The request | Each record is to be transcribed exactly.

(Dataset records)
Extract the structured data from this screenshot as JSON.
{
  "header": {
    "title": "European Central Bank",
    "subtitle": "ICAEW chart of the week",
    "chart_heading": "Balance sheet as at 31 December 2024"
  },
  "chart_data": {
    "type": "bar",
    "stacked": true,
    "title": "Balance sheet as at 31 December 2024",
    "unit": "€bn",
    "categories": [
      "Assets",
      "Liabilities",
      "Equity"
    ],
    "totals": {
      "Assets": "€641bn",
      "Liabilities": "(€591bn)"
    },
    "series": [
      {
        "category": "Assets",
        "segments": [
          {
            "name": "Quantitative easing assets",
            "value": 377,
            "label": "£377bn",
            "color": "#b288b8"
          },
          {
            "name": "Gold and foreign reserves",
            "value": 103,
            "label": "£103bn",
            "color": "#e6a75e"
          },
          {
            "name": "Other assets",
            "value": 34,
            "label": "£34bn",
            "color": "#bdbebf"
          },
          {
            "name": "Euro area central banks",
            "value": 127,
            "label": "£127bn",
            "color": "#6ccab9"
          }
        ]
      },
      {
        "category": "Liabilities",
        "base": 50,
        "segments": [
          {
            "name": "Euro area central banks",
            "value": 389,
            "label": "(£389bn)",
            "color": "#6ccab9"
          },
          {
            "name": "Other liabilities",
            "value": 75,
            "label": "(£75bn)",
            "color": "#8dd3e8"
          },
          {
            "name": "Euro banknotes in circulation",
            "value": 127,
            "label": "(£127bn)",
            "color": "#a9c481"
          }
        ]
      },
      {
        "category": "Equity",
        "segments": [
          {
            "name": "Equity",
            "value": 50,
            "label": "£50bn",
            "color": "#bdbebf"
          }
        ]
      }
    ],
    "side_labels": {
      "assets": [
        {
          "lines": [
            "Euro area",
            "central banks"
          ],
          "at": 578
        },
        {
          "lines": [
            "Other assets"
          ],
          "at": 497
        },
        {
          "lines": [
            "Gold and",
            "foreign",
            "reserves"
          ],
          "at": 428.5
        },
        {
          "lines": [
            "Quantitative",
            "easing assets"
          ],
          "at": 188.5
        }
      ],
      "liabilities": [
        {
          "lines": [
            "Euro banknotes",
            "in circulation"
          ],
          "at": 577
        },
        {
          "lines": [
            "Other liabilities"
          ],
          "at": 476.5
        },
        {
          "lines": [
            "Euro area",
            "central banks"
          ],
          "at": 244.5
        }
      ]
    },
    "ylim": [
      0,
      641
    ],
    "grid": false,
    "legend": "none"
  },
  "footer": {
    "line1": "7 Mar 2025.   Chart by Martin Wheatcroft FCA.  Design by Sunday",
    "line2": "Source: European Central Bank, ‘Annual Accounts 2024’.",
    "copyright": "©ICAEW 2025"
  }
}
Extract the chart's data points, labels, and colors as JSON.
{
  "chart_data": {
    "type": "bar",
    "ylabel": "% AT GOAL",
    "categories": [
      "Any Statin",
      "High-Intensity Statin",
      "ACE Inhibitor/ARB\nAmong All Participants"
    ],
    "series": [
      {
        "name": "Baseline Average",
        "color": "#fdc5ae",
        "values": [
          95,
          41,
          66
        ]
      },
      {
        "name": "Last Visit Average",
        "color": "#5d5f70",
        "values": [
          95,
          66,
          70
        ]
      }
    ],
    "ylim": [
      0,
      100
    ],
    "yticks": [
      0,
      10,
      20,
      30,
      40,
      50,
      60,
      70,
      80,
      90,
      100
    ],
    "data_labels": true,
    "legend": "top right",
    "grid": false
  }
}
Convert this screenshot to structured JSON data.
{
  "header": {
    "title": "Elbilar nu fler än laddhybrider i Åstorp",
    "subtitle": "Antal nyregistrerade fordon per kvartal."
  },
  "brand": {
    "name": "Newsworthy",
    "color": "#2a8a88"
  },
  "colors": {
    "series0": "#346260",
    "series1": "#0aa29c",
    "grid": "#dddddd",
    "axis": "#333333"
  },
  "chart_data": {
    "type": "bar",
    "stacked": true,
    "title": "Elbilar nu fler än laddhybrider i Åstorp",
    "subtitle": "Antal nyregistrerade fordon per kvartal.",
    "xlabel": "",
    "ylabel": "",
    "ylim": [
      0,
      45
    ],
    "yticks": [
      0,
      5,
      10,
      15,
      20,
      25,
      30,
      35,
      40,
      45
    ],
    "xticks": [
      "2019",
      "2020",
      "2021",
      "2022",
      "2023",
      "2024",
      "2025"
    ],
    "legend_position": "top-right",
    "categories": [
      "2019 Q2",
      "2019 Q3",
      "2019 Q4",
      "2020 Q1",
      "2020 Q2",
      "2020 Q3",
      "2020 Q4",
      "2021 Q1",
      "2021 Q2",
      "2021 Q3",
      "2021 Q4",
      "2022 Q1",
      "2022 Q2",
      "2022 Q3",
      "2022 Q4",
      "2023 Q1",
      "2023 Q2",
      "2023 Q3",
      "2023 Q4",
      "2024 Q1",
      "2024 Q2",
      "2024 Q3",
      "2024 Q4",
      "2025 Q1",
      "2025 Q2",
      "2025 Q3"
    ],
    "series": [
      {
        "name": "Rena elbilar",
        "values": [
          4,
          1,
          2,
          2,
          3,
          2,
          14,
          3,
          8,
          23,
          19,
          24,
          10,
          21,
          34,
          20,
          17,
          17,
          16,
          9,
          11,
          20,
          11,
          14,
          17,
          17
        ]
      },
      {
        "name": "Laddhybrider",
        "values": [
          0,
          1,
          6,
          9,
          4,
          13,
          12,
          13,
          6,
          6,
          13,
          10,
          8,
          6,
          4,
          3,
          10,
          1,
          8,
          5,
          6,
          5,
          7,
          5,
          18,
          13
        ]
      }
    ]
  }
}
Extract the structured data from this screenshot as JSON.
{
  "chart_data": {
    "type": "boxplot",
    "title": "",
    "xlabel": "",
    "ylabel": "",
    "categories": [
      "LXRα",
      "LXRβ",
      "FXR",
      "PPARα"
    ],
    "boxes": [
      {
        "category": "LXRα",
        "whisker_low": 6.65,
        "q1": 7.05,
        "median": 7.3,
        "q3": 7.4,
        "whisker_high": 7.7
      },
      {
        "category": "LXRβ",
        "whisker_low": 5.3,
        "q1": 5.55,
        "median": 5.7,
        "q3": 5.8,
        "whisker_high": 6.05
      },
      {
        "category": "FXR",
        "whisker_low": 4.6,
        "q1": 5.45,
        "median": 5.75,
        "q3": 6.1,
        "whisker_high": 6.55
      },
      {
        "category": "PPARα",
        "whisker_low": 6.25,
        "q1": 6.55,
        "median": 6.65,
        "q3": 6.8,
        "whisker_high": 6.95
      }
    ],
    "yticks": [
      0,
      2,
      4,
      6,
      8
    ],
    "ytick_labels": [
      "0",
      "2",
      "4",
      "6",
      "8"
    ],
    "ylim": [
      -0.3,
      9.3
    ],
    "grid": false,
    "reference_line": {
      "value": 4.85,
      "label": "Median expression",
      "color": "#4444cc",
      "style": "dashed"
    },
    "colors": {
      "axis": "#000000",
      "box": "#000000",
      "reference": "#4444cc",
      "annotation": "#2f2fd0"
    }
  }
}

Completed task |
Extract the structured data from this screenshot as JSON.
{
  "header": {
    "title": "European Central Bank",
    "subtitle": "ICAEW chart of the week",
    "chart_heading": "Balance sheet as at 31 December 2024"
  },
  "chart_data": {
    "type": "bar",
    "stacked": true,
    "title": "Balance sheet as at 31 December 2024",
    "unit": "€bn",
    "categories": [
      "Assets",
      "Liabilities",
      "Equity"
    ],
    "totals": {
      "Assets": "€641bn",
      "Liabilities": "(€591bn)"
    },
    "series": [
      {
        "category": "Assets",
        "segments": [
          {
            "name": "Quantitative easing assets",
            "value": 377,
            "label": "£377bn",
            "color": "#b288b8"
          },
          {
            "name": "Gold and foreign reserves",
            "value": 103,
            "label": "£103bn",
            "color": "#e6a75e"
          },
          {
            "name": "Other assets",
            "value": 34,
            "label": "£34bn",
            "color": "#bdbebf"
          },
          {
            "name": "Euro area central banks",
            "value": 127,
            "label": "£127bn",
            "color": "#6ccab9"
          }
        ]
      },
      {
        "category": "Liabilities",
        "base": 50,
        "segments": [
          {
            "name": "Euro area central banks",
            "value": 389,
            "label": "(£389bn)",
            "color": "#6ccab9"
          },
          {
            "name": "Other liabilities",
            "value": 75,
            "label": "(£75bn)",
            "color": "#8dd3e8"
          },
          {
            "name": "Euro banknotes in circulation",
            "value": 127,
            "label": "(£127bn)",
            "color": "#a9c481"
          }
        ]
      },
      {
        "category": "Equity",
        "segments": [
          {
            "name": "Equity",
            "value": 50,
            "label": "£50bn",
            "color": "#bdbebf"
          }
        ]
      }
    ],
    "side_labels": {
      "assets": [
        {
          "lines": [
            "Euro area",
            "central banks"
          ],
          "at": 578
        },
        {
          "lines": [
            "Other assets"
          ],
          "at": 497
        },
        {
          "lines": [
            "Gold and",
            "foreign",
            "reserves"
          ],
          "at": 428.5
        },
        {
          "lines": [
            "Quantitative",
            "easing assets"
          ],
          "at": 188.5
        }
      ],
      "liabilities": [
        {
          "lines": [
            "Euro banknotes",
            "in circulation"
          ],
          "at": 577
        },
        {
          "lines": [
            "Other liabilities"
          ],
          "at": 476.5
        },
        {
          "lines": [
            "Euro area",
            "central banks"
          ],
          "at": 244.5
        }
      ]
    },
    "ylim": [
      0,
      641
    ],
    "grid": false,
    "legend": "none"
  },
  "footer": {
    "line1": "7 Mar 2025.   Chart by Martin Wheatcroft FCA.  Design by Sunday",
    "line2": "Source: European Central Bank, ‘Annual Accounts 2024’.",
    "copyright": "©ICAEW 2025"
  }
}
Extract the chart's data points, labels, and colors as JSON.
{
  "chart_data": {
    "type": "bar",
    "ylabel": "% AT GOAL",
    "categories": [
      "Any Statin",
      "High-Intensity Statin",
      "ACE Inhibitor/ARB\nAmong All Participants"
    ],
    "series": [
      {
        "name": "Baseline Average",
        "color": "#fdc5ae",
        "values": [
          95,
          41,
          66
        ]
      },
      {
        "name": "Last Visit Average",
        "color": "#5d5f70",
        "values": [
          95,
          66,
          70
        ]
      }
    ],
    "ylim": [
      0,
      100
    ],
    "yticks": [
      0,
      10,
      20,
      30,
      40,
      50,
      60,
      70,
      80,
      90,
      100
    ],
    "data_labels": true,
    "legend": "top right",
    "grid": false
  }
}
Convert this screenshot to structured JSON data.
{
  "header": {
    "title": "Elbilar nu fler än laddhybrider i Åstorp",
    "subtitle": "Antal nyregistrerade fordon per kvartal."
  },
  "brand": {
    "name": "Newsworthy",
    "color": "#2a8a88"
  },
  "colors": {
    "series0": "#346260",
    "series1": "#0aa29c",
    "grid": "#dddddd",
    "axis": "#333333"
  },
  "chart_data": {
    "type": "bar",
    "stacked": true,
    "title": "Elbilar nu fler än laddhybrider i Åstorp",
    "subtitle": "Antal nyregistrerade fordon per kvartal.",
    "xlabel": "",
    "ylabel": "",
    "ylim": [
      0,
      45
    ],
    "yticks": [
      0,
      5,
      10,
      15,
      20,
      25,
      30,
      35,
      40,
      45
    ],
    "xticks": [
      "2019",
      "2020",
      "2021",
      "2022",
      "2023",
      "2024",
      "2025"
    ],
    "legend_position": "top-right",
    "categories": [
      "2019 Q2",
      "2019 Q3",
      "2019 Q4",
      "2020 Q1",
      "2020 Q2",
      "2020 Q3",
      "2020 Q4",
      "2021 Q1",
      "2021 Q2",
      "2021 Q3",
      "2021 Q4",
      "2022 Q1",
      "2022 Q2",
      "2022 Q3",
      "2022 Q4",
      "2023 Q1",
      "2023 Q2",
      "2023 Q3",
      "2023 Q4",
      "2024 Q1",
      "2024 Q2",
      "2024 Q3",
      "2024 Q4",
      "2025 Q1",
      "2025 Q2",
      "2025 Q3"
    ],
    "series": [
      {
        "name": "Rena elbilar",
        "values": [
          4,
          1,
          2,
          2,
          3,
          2,
          14,
          3,
          8,
          23,
          19,
          24,
          10,
          21,
          34,
          20,
          17,
          17,
          16,
          9,
          11,
          20,
          11,
          14,
          17,
          17
        ]
      },
      {
        "name": "Laddhybrider",
        "values": [
          0,
          1,
          6,
          9,
          4,
          13,
          12,
          13,
          6,
          6,
          13,
          10,
          8,
          6,
          4,
          3,
          10,
          1,
          8,
          5,
          6,
          5,
          7,
          5,
          18,
          13
        ]
      }
    ]
  }
}
Extract the structured data from this screenshot as JSON.
{
  "chart_data": {
    "type": "boxplot",
    "title": "",
    "xlabel": "",
    "ylabel": "",
    "categories": [
      "LXRα",
      "LXRβ",
      "FXR",
      "PPARα"
    ],
    "boxes": [
      {
        "category": "LXRα",
        "whisker_low": 6.65,
        "q1": 7.05,
        "median": 7.3,
        "q3": 7.4,
        "whisker_high": 7.7
      },
      {
        "category": "LXRβ",
        "whisker_low": 5.3,
        "q1": 5.55,
        "median": 5.7,
        "q3": 5.8,
        "whisker_high": 6.05
      },
      {
        "category": "FXR",
        "whisker_low": 4.6,
        "q1": 5.45,
        "median": 5.75,
        "q3": 6.1,
        "whisker_high": 6.55
      },
      {
        "category": "PPARα",
        "whisker_low": 6.25,
        "q1": 6.55,
        "median": 6.65,
        "q3": 6.8,
        "whisker_high": 6.95
      }
    ],
    "yticks": [
      0,
      2,
      4,
      6,
      8
    ],
    "ytick_labels": [
      "0",
      "2",
      "4",
      "6",
      "8"
    ],
    "ylim": [
      -0.3,
      9.3
    ],
    "grid": false,
    "reference_line": {
      "value": 4.85,
      "label": "Median expression",
      "color": "#4444cc",
      "style": "dashed"
    },
    "colors": {
      "axis": "#000000",
      "box": "#000000",
      "reference": "#4444cc",
      "annotation": "#2f2fd0"
    }
  }
}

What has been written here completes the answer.